> _Stated task_
Collect every line in the records below that contains the word "gelijk".

[Data records]

════════════════════

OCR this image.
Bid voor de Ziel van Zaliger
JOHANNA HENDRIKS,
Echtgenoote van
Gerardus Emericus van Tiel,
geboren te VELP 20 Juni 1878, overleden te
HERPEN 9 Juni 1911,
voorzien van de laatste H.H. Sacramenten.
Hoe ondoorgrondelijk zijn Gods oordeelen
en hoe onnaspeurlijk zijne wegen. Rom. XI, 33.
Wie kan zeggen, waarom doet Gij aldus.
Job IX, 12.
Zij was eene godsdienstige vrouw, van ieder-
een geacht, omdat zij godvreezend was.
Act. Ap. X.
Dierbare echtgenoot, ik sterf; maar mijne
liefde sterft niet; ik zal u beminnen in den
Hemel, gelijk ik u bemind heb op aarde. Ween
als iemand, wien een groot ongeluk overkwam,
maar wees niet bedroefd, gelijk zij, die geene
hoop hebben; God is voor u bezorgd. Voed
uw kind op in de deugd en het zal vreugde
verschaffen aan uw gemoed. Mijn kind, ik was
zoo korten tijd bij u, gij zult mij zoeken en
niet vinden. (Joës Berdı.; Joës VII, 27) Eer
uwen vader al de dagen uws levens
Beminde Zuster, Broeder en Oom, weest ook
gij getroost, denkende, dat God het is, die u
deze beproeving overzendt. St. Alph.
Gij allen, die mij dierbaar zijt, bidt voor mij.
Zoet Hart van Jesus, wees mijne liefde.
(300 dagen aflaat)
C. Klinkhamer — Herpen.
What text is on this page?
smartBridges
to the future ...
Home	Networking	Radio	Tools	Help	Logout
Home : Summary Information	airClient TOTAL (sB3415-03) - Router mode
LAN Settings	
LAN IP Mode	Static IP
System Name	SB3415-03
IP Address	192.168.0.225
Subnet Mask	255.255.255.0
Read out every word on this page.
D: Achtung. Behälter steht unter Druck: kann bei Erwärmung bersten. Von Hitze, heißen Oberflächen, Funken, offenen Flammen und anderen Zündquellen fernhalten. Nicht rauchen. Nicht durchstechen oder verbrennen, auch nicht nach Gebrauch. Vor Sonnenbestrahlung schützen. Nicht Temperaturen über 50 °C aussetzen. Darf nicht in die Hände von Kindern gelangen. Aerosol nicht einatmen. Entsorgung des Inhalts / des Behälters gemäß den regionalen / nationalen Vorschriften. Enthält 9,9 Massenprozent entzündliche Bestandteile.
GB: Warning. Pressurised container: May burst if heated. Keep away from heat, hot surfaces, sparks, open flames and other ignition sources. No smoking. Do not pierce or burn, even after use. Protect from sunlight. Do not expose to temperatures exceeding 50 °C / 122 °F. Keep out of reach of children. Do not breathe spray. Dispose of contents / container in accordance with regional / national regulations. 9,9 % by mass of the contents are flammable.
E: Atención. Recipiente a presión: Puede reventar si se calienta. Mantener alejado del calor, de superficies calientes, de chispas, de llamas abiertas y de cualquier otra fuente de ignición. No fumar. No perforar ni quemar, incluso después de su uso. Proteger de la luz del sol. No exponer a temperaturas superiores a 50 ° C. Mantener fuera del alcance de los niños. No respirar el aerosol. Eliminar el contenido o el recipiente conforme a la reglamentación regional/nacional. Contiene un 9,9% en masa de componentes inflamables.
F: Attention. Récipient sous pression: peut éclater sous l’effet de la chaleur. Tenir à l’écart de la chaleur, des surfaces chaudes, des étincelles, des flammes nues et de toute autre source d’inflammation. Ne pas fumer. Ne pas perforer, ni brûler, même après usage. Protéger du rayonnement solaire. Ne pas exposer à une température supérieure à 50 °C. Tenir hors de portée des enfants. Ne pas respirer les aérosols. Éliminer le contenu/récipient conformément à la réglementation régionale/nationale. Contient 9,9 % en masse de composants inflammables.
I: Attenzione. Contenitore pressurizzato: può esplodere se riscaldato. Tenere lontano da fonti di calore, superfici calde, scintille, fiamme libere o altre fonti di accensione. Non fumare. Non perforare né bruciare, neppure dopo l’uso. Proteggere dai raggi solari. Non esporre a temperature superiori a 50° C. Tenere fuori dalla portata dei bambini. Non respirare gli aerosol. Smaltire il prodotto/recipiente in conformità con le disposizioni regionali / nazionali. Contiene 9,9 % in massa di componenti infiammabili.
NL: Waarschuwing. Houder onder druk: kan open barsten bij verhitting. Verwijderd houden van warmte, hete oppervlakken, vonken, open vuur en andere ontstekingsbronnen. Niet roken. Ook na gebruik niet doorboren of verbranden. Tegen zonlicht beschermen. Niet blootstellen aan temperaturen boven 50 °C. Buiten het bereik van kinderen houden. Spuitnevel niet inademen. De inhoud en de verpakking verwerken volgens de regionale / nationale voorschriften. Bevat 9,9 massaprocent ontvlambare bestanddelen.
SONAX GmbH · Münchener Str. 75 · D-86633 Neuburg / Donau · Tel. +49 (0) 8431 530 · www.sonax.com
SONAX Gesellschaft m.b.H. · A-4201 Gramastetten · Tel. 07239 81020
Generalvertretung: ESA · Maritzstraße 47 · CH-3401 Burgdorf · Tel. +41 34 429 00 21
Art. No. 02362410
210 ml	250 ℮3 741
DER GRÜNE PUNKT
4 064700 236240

════════════════════

> _Solution for this task_
Hemel, gelijk ik u bemind heb op aarde. Ween
maar wees niet bedroefd, gelijk zij, die geene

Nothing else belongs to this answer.